# [AIM OF THE EXERCISE]
Find all lines in the listing that include the word "Supply", then copy them.

[Records from a data collection]

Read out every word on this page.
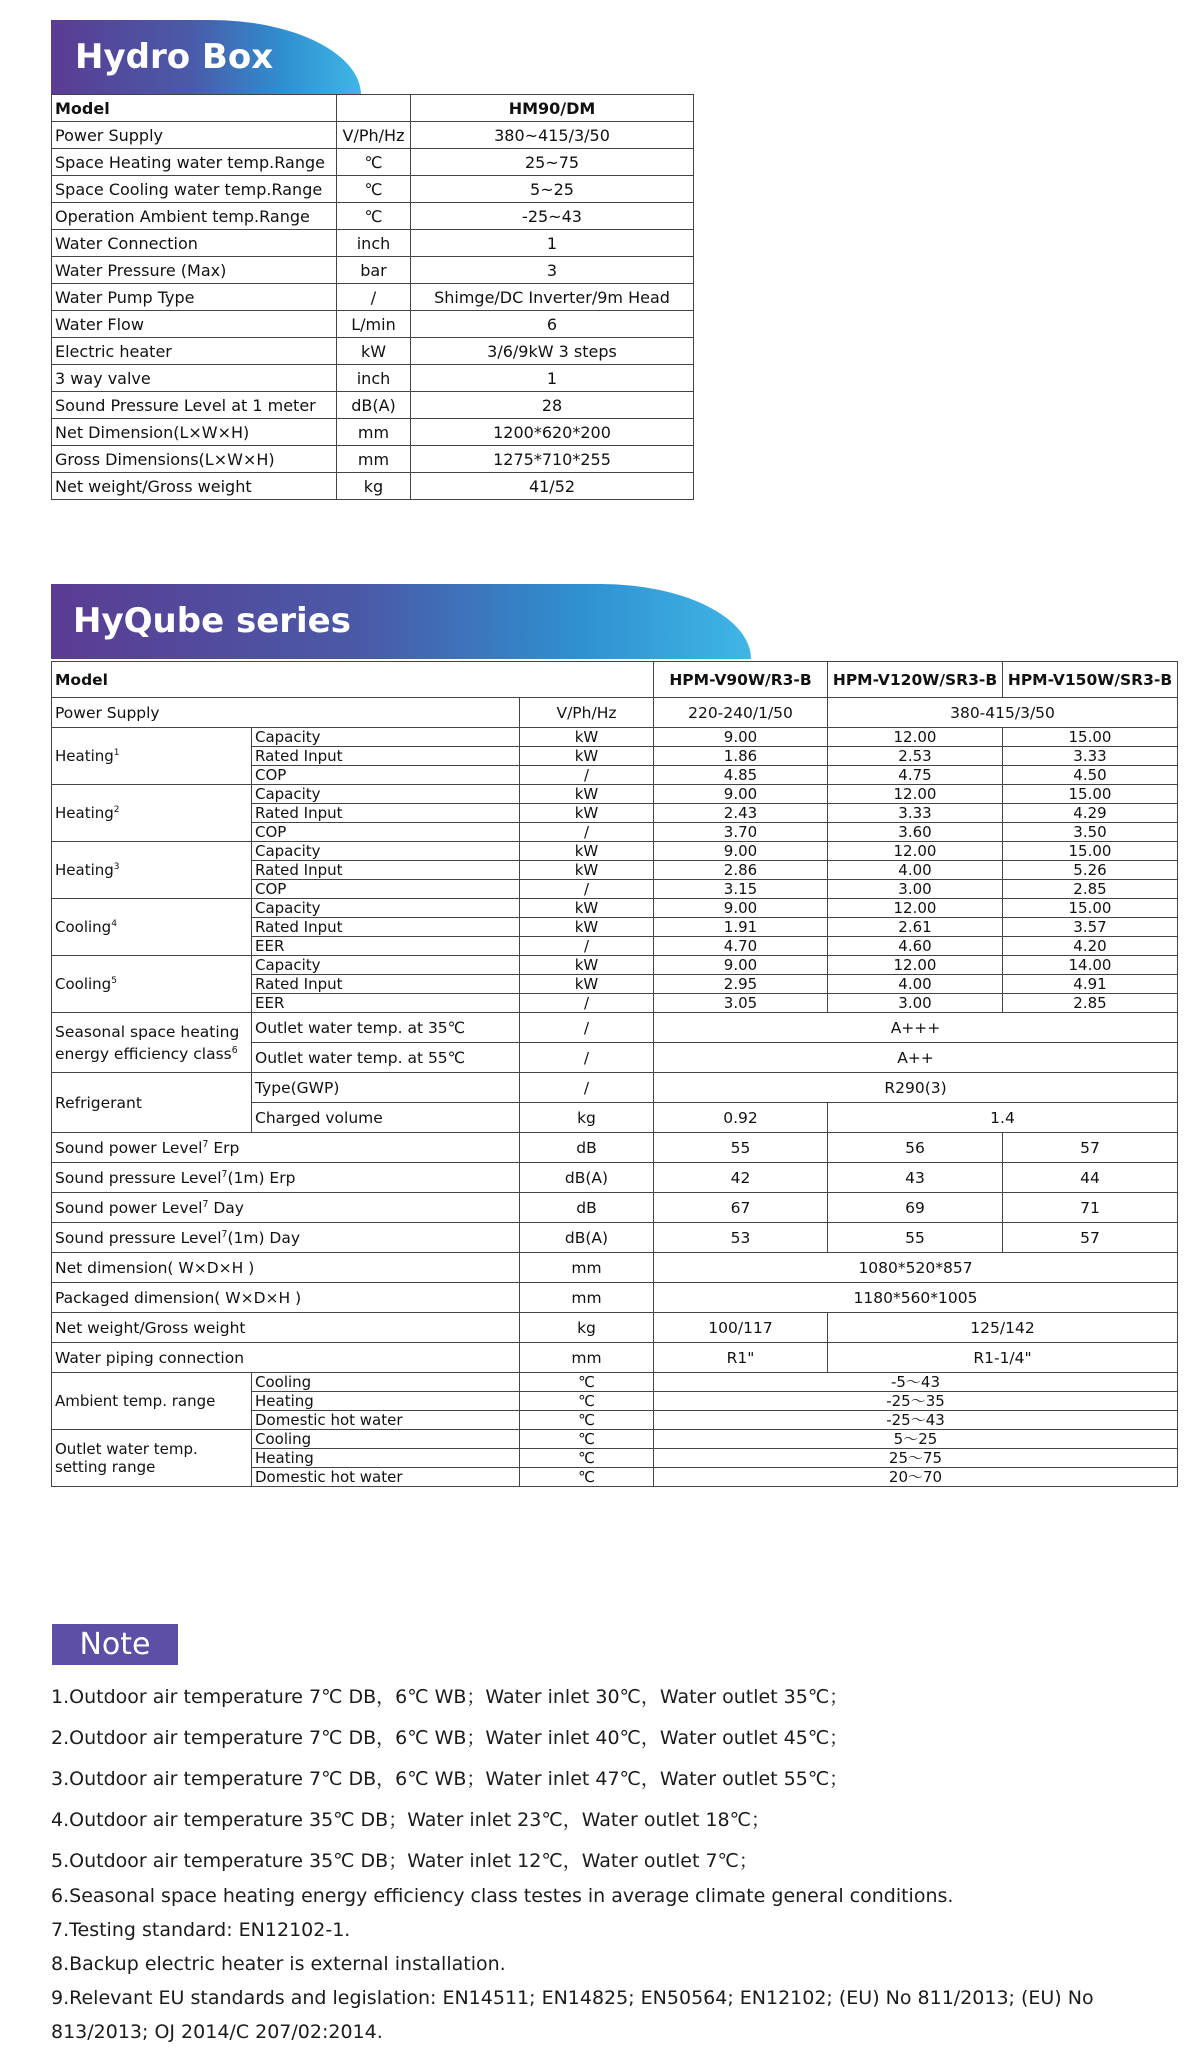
Hydro Box
Model		HM90/DM
Power Supply	V/Ph/Hz	380~415/3/50
Space Heating water temp.Range	℃	25~75
Space Cooling water temp.Range	℃	5~25
Operation Ambient temp.Range	℃	-25~43
Water Connection	inch	1
Water Pressure (Max)	bar	3
Water Pump Type	/	Shimge/DC Inverter/9m Head
Water Flow	L/min	6
Electric heater	kW	3/6/9kW 3 steps
3 way valve	inch	1
Sound Pressure Level at 1 meter	dB(A)	28
Net Dimension(L×W×H)	mm	1200*620*200
Gross Dimensions(L×W×H)	mm	1275*710*255
Net weight/Gross weight	kg	41/52
HyQube series
Model			HPM-V90W/R3-B	HPM-V120W/SR3-B	HPM-V150W/SR3-B
Power Supply		V/Ph/Hz	220-240/1/50	380-415/3/50	
Heating$^1$	Capacity	kW	9.00	12.00	15.00
	Rated Input	kW	1.86	2.53	3.33
	COP	/	4.85	4.75	4.50
Heating$^2$	Capacity	kW	9.00	12.00	15.00
	Rated Input	kW	2.43	3.33	4.29
	COP	/	3.70	3.60	3.50
Heating$^3$	Capacity	kW	9.00	12.00	15.00
	Rated Input	kW	2.86	4.00	5.26
	COP	/	3.15	3.00	2.85
Cooling$^4$	Capacity	kW	9.00	12.00	15.00
	Rated Input	kW	1.91	2.61	3.57
	EER	/	4.70	4.60	4.20
Cooling$^5$	Capacity	kW	9.00	12.00	14.00
	Rated Input	kW	2.95	4.00	4.91
	EER	/	3.05	3.00	2.85
Seasonal space heating
energy efficiency class$^6$	Outlet water temp. at 35℃	/	A+++		
	Outlet water temp. at 55℃	/	A++		
Refrigerant	Type(GWP)	/	R290(3)		
	Charged volume	kg	0.92	1.4	
Sound power Level$^7$ Erp		dB	55	56	57
Sound pressure Level$^7$(1m) Erp		dB(A)	42	43	44
Sound power Level$^7$ Day		dB	67	69	71
Sound pressure Level$^7$(1m) Day		dB(A)	53	55	57
Net dimension( W×D×H )		mm	1080*520*857		
Packaged dimension( W×D×H )		mm	1180*560*1005		
Net weight/Gross weight		kg	100/117	125/142	
Water piping connection		mm	R1"	R1-1/4"	
Ambient temp. range	Cooling	℃	-5～43		
	Heating	℃	-25～35		
	Domestic hot water	℃	-25～43		
Outlet water temp.
setting range	Cooling	℃	5～25		
	Heating	℃	25～75		
	Domestic hot water	℃	20～70		
Note
1.Outdoor air temperature 7℃ DB，6℃ WB；Water inlet 30℃，Water outlet 35℃；
2.Outdoor air temperature 7℃ DB，6℃ WB；Water inlet 40℃，Water outlet 45℃；
3.Outdoor air temperature 7℃ DB，6℃ WB；Water inlet 47℃，Water outlet 55℃；
4.Outdoor air temperature 35℃ DB；Water inlet 23℃，Water outlet 18℃；
5.Outdoor air temperature 35℃ DB；Water inlet 12℃，Water outlet 7℃；
6.Seasonal space heating energy efficiency class testes in average climate general conditions.
7.Testing standard: EN12102-1.
8.Backup electric heater is external installation.
9.Relevant EU standards and legislation: EN14511; EN14825; EN50564; EN12102; (EU) No 811/2013; (EU) No 813/2013; OJ 2014/C 207/02:2014.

# [SOLUTION TO THIS TASK]
Power Supply	V/Ph/Hz	380~415/3/50
Power Supply		V/Ph/Hz	220-240/1/50	380-415/3/50	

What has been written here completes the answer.